## WORK INSTRUCTIONS
In your copy, reproduce the entries exactly as they are, minus the images.
########
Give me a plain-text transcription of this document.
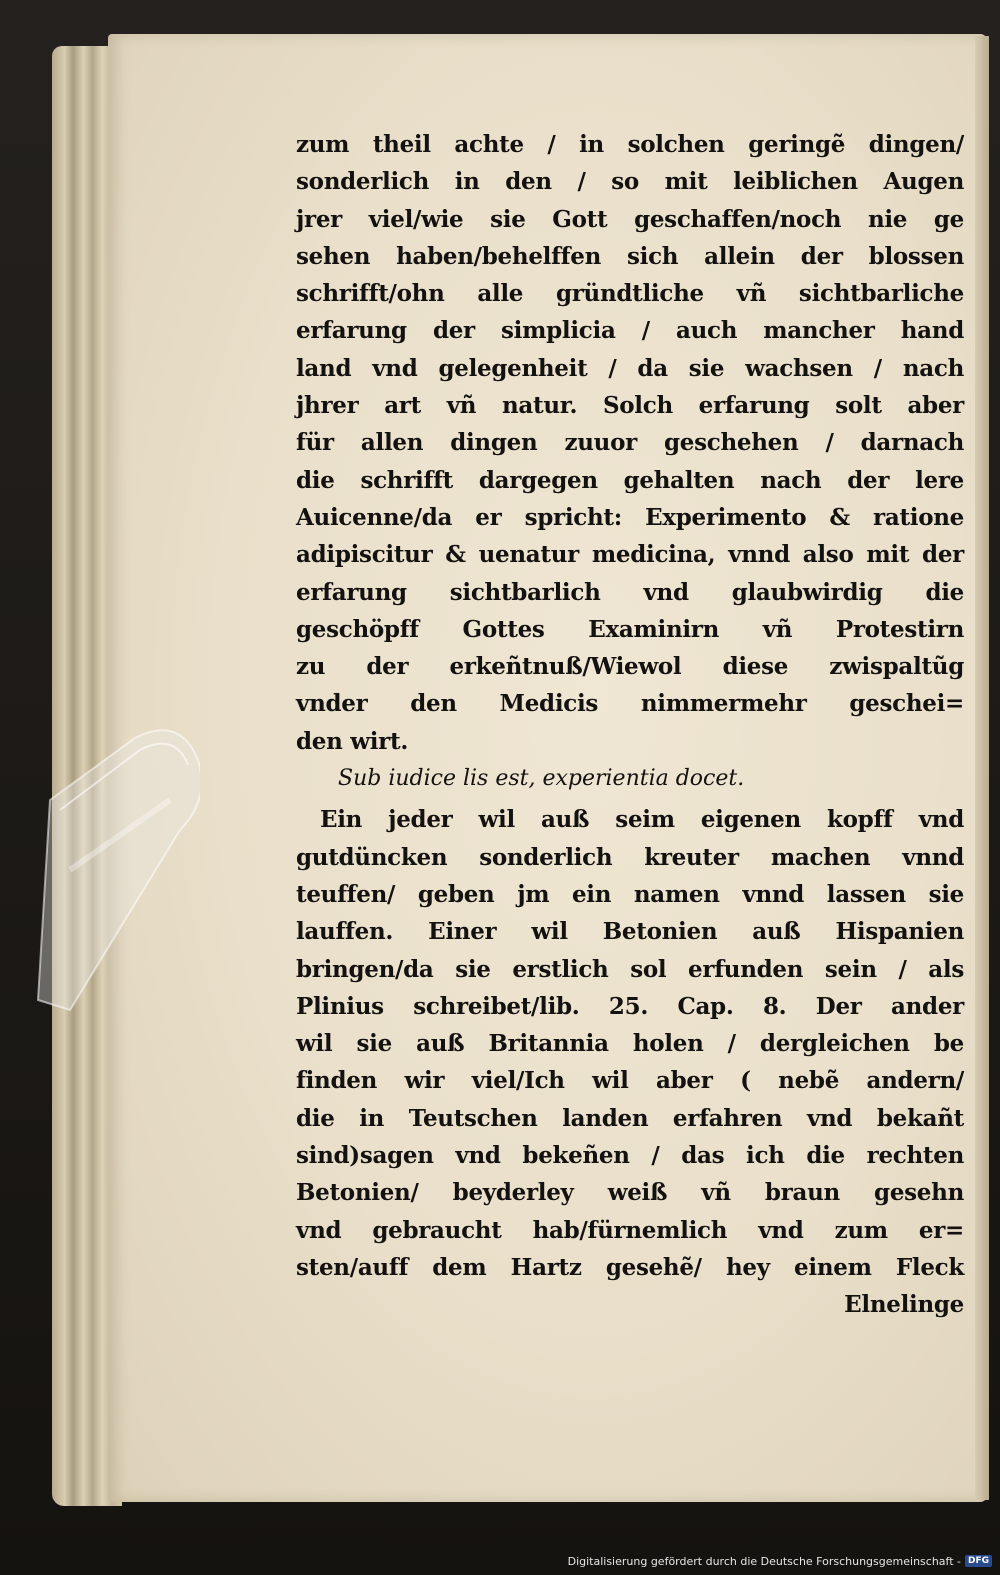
zum theil achte / in solchen geringẽ dingen/
sonderlich in den / so mit leiblichen Augen
jrer viel/wie sie Gott geschaffen/noch nie ge
sehen haben/behelffen sich allein der blossen
schrifft/ohn alle gründtliche vñ sichtbarliche
erfarung der simplicia / auch mancher hand
land vnd gelegenheit / da sie wachsen / nach
jhrer art vñ natur. Solch erfarung solt aber
für allen dingen zuuor geschehen / darnach
die schrifft dargegen gehalten nach der lere
Auicenne/da er spricht: Experimento & ratione
adipiscitur & uenatur medicina, vnnd also mit der
erfarung sichtbarlich vnd glaubwirdig die
geschöpff Gottes Examinirn vñ Protestirn
zu der erkeñtnuß/Wiewol diese zwispaltũg
vnder den Medicis nimmermehr geschei=
den wirt.
Sub iudice lis est, experientia docet.
Ein jeder wil auß seim eigenen kopff vnd
gutdüncken sonderlich kreuter machen vnnd
teuffen/ geben jm ein namen vnnd lassen sie
lauffen. Einer wil Betonien auß Hispanien
bringen/da sie erstlich sol erfunden sein / als
Plinius schreibet/lib. 25. Cap. 8. Der ander
wil sie auß Britannia holen / dergleichen be
finden wir viel/Ich wil aber ( nebẽ andern/
die in Teutschen landen erfahren vnd bekañt
sind)sagen vnd bekeñen / das ich die rechten
Betonien/ beyderley weiß vñ braun gesehn
vnd gebraucht hab/fürnemlich vnd zum er=
sten/auff dem Hartz gesehẽ/ hey einem Fleck
Elnelinge
Digitalisierung gefördert durch die Deutsche Forschungsgemeinschaft - DFG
########
## TASK SOLUTION
Give me a plain-text transcription of this document.
zum theil achte / in solchen geringẽ dingen/
sonderlich in den / so mit leiblichen Augen
jrer viel/wie sie Gott geschaffen/noch nie ge
sehen haben/behelffen sich allein der blossen
schrifft/ohn alle gründtliche vñ sichtbarliche
erfarung der simplicia / auch mancher hand
land vnd gelegenheit / da sie wachsen / nach
jhrer art vñ natur. Solch erfarung solt aber
für allen dingen zuuor geschehen / darnach
die schrifft dargegen gehalten nach der lere
Auicenne/da er spricht: Experimento & ratione
adipiscitur & uenatur medicina, vnnd also mit der
erfarung sichtbarlich vnd glaubwirdig die
geschöpff Gottes Examinirn vñ Protestirn
zu der erkeñtnuß/Wiewol diese zwispaltũg
vnder den Medicis nimmermehr geschei=
den wirt.
Sub iudice lis est, experientia docet.
Ein jeder wil auß seim eigenen kopff vnd
gutdüncken sonderlich kreuter machen vnnd
teuffen/ geben jm ein namen vnnd lassen sie
lauffen. Einer wil Betonien auß Hispanien
bringen/da sie erstlich sol erfunden sein / als
Plinius schreibet/lib. 25. Cap. 8. Der ander
wil sie auß Britannia holen / dergleichen be
finden wir viel/Ich wil aber ( nebẽ andern/
die in Teutschen landen erfahren vnd bekañt
sind)sagen vnd bekeñen / das ich die rechten
Betonien/ beyderley weiß vñ braun gesehn
vnd gebraucht hab/fürnemlich vnd zum er=
sten/auff dem Hartz gesehẽ/ hey einem Fleck
Elnelinge
Digitalisierung gefördert durch die Deutsche Forschungsgemeinschaft - DFG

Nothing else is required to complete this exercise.